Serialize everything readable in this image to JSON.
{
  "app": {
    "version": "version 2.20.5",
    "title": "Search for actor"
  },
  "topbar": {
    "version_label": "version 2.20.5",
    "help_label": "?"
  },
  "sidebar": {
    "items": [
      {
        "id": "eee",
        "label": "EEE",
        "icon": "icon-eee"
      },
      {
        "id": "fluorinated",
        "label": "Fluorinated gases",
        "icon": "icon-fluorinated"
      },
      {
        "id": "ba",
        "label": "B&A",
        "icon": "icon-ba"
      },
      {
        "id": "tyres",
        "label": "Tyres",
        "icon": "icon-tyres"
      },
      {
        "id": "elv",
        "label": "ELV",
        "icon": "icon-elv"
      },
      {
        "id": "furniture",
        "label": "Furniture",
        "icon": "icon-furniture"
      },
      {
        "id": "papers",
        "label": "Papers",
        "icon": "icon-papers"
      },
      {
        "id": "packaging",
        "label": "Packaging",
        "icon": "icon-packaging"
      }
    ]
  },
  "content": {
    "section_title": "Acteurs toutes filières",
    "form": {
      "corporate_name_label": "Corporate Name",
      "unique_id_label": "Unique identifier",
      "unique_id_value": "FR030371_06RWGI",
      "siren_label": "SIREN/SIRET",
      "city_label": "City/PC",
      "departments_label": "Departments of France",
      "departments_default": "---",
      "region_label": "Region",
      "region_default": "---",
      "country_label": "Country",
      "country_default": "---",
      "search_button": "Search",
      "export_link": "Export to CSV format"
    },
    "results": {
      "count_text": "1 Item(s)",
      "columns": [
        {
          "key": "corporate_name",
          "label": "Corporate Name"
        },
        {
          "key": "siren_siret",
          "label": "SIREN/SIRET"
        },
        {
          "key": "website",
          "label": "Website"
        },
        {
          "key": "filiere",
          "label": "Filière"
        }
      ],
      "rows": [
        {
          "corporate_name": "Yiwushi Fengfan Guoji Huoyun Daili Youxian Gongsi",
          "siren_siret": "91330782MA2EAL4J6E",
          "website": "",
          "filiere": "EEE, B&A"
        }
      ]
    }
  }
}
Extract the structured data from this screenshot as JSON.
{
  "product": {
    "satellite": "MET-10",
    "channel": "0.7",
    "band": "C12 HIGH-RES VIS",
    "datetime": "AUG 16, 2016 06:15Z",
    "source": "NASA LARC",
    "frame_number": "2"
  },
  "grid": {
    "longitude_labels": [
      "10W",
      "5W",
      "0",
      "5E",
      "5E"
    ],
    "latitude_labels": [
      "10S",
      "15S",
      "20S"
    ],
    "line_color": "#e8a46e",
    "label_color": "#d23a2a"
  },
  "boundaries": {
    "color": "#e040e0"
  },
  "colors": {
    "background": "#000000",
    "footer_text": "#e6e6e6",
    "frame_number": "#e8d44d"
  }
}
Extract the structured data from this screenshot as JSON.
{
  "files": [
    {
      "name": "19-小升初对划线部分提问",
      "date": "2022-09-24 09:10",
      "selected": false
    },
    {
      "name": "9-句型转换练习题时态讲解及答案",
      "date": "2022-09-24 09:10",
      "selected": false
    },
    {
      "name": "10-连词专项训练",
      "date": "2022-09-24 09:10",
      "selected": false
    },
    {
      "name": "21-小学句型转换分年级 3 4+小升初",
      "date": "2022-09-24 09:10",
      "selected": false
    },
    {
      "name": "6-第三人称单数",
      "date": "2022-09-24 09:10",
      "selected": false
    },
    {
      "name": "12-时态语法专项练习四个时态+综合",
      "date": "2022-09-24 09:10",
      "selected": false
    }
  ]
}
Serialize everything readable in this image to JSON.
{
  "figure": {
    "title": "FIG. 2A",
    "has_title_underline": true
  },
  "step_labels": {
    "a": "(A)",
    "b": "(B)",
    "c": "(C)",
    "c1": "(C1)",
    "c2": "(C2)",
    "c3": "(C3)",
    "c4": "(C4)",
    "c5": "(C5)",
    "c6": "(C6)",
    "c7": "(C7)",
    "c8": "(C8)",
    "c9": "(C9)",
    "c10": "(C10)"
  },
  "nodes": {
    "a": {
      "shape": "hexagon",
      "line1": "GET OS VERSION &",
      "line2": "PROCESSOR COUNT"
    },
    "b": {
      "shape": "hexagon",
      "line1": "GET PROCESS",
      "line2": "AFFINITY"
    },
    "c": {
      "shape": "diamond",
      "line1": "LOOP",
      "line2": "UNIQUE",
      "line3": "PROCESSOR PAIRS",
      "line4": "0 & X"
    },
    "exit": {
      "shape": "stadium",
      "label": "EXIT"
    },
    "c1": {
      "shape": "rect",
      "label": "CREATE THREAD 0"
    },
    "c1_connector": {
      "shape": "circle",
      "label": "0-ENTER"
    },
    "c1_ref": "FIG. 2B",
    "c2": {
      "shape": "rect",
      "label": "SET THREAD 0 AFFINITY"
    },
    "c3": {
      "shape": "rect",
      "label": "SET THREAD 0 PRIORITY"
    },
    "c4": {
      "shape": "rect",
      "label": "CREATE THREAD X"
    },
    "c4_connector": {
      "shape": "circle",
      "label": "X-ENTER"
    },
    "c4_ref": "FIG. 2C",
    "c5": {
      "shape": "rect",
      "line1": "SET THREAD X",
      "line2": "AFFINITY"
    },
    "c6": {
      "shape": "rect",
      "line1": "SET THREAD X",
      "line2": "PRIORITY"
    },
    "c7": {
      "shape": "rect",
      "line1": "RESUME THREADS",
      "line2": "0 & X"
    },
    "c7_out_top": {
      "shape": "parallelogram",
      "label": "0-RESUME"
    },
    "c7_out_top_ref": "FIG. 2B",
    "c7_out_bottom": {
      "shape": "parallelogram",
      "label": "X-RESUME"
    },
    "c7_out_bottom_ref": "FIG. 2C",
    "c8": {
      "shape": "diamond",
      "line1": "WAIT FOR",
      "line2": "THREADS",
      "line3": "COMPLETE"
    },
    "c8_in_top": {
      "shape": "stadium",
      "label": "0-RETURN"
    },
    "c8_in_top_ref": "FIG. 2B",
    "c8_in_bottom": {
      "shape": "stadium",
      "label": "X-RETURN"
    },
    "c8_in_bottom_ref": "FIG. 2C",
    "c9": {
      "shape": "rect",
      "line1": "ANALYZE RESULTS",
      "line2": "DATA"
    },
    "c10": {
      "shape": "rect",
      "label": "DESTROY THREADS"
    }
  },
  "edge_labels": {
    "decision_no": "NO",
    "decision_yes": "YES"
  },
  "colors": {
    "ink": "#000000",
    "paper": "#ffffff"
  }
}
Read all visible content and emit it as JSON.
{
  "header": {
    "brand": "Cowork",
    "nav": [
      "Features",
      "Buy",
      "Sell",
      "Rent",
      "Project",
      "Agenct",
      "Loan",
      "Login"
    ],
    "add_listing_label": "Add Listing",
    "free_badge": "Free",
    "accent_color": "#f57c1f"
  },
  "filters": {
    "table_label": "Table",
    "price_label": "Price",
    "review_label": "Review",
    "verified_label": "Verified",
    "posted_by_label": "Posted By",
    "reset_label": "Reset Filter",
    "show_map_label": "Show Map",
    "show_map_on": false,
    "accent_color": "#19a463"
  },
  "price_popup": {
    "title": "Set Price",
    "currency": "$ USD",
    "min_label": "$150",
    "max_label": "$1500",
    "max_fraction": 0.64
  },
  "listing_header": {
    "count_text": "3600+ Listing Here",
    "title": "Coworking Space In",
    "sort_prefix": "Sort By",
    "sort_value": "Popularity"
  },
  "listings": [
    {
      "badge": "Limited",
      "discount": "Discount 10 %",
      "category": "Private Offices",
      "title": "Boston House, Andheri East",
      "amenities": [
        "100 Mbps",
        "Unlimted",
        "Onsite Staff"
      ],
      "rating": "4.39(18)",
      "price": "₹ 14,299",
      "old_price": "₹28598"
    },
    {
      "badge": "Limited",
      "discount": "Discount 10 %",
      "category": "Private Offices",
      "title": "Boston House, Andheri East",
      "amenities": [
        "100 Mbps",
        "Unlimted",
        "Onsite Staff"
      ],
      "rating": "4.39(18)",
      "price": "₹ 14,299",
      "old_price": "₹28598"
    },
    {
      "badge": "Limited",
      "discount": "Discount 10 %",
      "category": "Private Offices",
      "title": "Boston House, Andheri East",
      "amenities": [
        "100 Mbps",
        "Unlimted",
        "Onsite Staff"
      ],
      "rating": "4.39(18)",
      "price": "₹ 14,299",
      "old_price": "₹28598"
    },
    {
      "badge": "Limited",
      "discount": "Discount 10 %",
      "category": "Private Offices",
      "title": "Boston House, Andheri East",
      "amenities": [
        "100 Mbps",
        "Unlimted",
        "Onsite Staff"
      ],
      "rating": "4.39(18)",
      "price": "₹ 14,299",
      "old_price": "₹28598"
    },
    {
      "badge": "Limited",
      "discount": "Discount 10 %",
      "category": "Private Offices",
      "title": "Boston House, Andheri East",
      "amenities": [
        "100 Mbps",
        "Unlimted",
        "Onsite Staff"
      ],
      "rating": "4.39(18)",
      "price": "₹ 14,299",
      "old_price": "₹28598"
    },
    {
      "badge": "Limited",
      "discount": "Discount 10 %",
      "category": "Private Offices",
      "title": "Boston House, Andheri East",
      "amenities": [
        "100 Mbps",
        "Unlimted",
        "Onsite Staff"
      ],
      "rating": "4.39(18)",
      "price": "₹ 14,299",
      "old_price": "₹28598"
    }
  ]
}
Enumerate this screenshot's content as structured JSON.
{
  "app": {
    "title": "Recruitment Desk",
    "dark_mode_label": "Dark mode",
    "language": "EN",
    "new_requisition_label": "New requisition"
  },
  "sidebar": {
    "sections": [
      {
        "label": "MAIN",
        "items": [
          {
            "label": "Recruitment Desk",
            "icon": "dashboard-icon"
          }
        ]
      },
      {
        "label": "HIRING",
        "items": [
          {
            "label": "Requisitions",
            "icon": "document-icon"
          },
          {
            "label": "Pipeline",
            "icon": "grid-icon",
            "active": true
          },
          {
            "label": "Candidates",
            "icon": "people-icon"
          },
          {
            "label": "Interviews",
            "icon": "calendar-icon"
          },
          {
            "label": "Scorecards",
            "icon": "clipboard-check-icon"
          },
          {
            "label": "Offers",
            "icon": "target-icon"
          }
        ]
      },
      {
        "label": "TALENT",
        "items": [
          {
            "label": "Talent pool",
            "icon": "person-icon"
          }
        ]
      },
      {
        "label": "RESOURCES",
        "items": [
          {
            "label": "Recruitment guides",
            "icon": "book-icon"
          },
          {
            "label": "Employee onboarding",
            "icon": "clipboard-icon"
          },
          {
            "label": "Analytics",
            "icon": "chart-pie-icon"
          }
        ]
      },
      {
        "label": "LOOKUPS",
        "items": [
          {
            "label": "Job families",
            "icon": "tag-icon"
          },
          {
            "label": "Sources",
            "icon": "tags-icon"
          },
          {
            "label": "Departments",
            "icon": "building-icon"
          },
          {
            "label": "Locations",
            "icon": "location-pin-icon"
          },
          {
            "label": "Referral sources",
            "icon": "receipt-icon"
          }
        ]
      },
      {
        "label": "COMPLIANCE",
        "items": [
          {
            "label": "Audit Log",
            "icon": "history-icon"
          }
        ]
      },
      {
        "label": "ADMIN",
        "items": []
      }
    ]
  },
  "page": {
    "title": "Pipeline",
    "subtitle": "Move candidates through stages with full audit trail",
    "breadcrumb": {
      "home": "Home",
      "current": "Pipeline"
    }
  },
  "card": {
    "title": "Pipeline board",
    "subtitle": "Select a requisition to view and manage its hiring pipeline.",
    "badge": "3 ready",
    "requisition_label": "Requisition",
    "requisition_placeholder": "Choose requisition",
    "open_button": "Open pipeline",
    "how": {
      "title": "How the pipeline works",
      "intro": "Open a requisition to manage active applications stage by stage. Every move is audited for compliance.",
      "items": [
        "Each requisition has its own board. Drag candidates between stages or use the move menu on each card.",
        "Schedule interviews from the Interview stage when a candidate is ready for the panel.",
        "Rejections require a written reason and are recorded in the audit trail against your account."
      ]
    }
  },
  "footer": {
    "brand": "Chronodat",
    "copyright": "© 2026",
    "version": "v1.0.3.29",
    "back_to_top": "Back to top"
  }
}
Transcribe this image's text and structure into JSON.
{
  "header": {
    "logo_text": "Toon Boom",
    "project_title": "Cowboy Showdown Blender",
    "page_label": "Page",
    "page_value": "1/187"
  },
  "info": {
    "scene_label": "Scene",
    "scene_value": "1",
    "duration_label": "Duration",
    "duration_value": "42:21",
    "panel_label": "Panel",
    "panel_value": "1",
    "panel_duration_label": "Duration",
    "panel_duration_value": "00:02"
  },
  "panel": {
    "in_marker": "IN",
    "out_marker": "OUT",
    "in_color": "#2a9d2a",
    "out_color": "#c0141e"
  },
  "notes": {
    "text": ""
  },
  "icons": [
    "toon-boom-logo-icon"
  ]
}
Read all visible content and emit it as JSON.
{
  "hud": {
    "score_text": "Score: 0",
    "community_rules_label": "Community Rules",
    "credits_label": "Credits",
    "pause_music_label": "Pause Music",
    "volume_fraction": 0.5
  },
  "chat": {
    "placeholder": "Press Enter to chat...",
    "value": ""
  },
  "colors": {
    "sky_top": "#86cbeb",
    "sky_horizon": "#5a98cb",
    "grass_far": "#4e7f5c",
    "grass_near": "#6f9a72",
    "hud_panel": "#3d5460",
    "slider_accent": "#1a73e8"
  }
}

## GOAL:
Read the data above and pull out each line that holds the string "active".

## TASK SOLUTION:
            "active": true
      "intro": "Open a requisition to manage active applications stage by stage. Every move is audited for compliance.",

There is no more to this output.